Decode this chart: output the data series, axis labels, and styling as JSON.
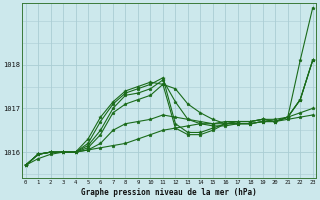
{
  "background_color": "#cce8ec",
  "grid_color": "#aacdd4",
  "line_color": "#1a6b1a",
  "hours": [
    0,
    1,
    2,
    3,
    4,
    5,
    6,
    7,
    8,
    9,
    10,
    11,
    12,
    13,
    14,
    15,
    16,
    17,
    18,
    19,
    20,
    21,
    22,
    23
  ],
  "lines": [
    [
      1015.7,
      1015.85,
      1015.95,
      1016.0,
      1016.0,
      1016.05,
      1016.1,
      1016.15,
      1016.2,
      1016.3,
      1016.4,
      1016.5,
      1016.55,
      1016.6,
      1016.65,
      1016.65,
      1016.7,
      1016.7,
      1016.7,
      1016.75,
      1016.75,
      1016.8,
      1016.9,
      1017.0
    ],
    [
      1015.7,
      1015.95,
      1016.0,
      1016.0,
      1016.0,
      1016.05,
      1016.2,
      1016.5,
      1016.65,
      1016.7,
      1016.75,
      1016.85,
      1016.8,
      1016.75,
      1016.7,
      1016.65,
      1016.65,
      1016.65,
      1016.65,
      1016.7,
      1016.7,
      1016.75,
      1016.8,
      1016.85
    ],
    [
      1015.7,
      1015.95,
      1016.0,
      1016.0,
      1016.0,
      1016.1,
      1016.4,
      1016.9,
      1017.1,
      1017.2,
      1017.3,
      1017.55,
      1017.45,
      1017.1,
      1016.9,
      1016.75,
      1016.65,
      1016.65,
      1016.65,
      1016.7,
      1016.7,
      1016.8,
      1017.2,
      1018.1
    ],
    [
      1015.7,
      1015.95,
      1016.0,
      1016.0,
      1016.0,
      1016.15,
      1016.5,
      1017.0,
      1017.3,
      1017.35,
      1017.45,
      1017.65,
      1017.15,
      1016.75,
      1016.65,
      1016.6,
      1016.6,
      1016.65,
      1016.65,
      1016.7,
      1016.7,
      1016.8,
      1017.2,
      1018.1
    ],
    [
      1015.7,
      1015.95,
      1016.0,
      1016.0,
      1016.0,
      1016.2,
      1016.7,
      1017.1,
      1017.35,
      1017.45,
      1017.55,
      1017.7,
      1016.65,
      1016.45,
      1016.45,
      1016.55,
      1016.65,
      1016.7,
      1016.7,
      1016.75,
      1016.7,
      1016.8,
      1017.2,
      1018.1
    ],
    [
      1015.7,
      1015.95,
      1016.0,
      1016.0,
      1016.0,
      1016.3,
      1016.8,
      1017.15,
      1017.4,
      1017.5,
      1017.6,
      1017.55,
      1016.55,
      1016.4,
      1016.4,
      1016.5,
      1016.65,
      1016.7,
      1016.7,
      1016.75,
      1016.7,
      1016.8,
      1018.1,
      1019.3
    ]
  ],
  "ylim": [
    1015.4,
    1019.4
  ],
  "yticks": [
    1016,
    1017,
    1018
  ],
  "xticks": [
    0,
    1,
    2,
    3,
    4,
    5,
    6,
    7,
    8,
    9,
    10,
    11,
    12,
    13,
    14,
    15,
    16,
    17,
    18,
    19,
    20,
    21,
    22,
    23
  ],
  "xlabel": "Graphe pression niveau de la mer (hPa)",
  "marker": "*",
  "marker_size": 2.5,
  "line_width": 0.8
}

- - - - -

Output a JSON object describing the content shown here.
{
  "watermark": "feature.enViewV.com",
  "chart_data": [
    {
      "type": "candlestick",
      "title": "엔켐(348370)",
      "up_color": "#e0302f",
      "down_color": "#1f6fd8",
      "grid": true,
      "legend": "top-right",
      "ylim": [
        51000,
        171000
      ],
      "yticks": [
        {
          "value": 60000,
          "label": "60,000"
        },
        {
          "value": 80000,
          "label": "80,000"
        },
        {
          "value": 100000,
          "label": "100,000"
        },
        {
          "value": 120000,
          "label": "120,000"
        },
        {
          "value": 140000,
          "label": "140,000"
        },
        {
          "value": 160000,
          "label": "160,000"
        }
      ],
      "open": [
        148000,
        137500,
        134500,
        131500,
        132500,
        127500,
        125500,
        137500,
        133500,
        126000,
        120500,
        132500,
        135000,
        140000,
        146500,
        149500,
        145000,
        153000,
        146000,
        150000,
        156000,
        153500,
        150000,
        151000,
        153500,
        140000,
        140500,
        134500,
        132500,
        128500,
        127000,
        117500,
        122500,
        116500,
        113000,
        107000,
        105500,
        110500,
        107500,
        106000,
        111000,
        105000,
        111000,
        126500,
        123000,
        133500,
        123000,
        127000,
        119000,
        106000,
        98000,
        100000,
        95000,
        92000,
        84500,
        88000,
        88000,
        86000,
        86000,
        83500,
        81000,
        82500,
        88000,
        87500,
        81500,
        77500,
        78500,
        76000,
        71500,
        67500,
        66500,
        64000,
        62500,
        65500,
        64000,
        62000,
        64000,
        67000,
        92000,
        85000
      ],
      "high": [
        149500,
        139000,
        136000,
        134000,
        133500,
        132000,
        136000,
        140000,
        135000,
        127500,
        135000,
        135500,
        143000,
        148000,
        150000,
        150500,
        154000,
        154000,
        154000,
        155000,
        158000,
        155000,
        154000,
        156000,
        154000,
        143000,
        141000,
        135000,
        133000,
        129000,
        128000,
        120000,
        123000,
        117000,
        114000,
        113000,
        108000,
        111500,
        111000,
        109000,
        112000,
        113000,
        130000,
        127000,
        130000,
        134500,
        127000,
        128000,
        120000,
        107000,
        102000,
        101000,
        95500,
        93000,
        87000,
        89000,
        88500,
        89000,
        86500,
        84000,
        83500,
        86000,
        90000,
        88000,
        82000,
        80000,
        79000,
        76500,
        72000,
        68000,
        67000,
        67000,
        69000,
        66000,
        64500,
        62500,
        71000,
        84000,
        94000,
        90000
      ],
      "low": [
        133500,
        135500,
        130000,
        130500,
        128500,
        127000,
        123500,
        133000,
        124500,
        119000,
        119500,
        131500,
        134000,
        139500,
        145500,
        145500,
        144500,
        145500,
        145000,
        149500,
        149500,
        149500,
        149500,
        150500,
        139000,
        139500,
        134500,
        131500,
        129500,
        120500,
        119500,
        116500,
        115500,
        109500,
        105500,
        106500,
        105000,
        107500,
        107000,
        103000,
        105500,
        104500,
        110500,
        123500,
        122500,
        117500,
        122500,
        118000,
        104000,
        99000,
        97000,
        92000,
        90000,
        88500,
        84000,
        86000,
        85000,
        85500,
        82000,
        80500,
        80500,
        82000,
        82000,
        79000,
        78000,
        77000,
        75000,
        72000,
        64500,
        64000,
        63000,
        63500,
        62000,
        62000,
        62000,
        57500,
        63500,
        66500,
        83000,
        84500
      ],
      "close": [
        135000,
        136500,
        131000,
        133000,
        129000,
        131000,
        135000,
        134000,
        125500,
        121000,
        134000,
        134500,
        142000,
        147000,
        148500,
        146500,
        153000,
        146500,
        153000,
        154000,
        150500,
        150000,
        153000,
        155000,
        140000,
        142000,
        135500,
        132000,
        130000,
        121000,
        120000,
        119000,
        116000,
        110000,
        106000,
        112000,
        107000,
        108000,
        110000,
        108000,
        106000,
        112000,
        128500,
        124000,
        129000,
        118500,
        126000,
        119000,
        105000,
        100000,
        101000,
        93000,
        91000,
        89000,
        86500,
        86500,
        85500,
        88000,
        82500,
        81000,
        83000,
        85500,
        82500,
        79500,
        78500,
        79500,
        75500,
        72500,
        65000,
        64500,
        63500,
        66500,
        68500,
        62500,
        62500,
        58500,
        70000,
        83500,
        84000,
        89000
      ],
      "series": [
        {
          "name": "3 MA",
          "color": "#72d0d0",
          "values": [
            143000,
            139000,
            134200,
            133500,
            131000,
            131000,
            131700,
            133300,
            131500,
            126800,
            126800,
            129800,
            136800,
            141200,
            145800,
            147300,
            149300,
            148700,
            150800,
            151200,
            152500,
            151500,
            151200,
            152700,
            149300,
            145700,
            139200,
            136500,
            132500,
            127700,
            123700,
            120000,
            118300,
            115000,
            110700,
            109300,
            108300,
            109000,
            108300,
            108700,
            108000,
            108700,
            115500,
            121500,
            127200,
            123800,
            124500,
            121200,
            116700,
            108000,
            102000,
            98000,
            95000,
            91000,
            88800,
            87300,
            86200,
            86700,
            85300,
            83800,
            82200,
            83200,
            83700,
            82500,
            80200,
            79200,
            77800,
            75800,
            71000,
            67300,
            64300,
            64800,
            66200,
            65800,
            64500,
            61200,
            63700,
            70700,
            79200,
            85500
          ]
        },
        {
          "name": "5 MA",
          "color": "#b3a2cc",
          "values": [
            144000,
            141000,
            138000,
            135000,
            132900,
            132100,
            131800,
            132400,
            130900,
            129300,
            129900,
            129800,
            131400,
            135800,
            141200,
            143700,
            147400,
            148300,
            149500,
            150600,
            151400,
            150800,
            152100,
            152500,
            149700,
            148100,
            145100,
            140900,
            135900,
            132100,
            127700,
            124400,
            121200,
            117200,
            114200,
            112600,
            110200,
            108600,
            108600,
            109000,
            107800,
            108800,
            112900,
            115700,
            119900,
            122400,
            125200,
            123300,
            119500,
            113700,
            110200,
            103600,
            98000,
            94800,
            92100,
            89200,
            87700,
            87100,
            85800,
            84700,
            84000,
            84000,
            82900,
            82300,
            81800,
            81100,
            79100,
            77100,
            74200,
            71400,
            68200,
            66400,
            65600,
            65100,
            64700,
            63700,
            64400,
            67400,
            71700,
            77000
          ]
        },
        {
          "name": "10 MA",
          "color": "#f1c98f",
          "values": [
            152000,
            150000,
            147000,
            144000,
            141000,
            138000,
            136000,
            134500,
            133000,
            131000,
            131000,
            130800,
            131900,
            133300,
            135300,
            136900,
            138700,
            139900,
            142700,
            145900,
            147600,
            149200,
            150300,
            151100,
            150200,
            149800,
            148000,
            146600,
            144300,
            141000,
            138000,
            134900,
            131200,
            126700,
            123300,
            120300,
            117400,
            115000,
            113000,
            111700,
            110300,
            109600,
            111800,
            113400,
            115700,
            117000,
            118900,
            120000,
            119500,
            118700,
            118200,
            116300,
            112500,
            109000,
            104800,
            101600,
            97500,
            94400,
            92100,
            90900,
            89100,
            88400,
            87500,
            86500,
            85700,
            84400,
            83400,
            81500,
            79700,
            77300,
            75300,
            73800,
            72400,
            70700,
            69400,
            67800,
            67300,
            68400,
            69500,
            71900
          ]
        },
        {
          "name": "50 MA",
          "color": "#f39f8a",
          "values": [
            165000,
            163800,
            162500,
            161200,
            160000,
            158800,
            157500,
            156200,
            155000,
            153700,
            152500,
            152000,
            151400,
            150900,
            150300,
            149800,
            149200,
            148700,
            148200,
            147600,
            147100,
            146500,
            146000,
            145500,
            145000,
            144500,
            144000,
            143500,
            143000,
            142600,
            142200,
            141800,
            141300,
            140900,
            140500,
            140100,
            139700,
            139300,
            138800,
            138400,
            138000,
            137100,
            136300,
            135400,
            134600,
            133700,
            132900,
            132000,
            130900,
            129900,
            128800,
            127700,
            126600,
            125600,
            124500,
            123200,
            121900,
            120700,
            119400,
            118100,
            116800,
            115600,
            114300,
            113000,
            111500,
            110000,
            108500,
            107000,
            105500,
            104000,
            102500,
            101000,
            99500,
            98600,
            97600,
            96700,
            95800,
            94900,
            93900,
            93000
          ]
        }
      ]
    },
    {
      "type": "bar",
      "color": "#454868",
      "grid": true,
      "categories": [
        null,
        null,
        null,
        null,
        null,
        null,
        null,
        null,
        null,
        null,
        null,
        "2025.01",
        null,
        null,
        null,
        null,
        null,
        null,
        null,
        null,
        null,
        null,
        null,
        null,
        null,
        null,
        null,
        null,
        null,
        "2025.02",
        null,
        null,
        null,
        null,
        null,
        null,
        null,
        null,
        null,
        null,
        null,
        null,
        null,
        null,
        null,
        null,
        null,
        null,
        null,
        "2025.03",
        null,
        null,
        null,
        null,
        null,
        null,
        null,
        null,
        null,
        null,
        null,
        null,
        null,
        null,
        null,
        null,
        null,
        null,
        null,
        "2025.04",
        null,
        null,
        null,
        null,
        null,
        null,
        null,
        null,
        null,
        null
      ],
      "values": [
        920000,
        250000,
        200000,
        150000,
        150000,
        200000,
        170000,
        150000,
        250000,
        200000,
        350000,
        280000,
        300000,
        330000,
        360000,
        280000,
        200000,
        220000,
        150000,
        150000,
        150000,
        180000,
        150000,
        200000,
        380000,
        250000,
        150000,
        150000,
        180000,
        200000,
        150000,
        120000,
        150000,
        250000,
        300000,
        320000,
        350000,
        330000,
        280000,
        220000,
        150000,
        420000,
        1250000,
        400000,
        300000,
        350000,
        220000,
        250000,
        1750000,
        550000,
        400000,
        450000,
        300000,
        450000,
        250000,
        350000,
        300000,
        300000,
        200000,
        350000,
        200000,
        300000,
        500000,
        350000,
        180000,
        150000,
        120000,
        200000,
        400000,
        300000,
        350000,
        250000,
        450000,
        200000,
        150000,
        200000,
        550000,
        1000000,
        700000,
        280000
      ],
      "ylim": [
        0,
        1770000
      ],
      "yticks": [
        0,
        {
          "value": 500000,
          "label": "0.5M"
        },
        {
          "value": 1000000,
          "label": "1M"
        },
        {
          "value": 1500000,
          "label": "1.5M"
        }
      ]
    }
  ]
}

- - - - -

Instruction. Copy out every line from the material above in which the word "name" appears.

Answer to this task.
          "name": "3 MA",
          "name": "5 MA",
          "name": "10 MA",
          "name": "50 MA",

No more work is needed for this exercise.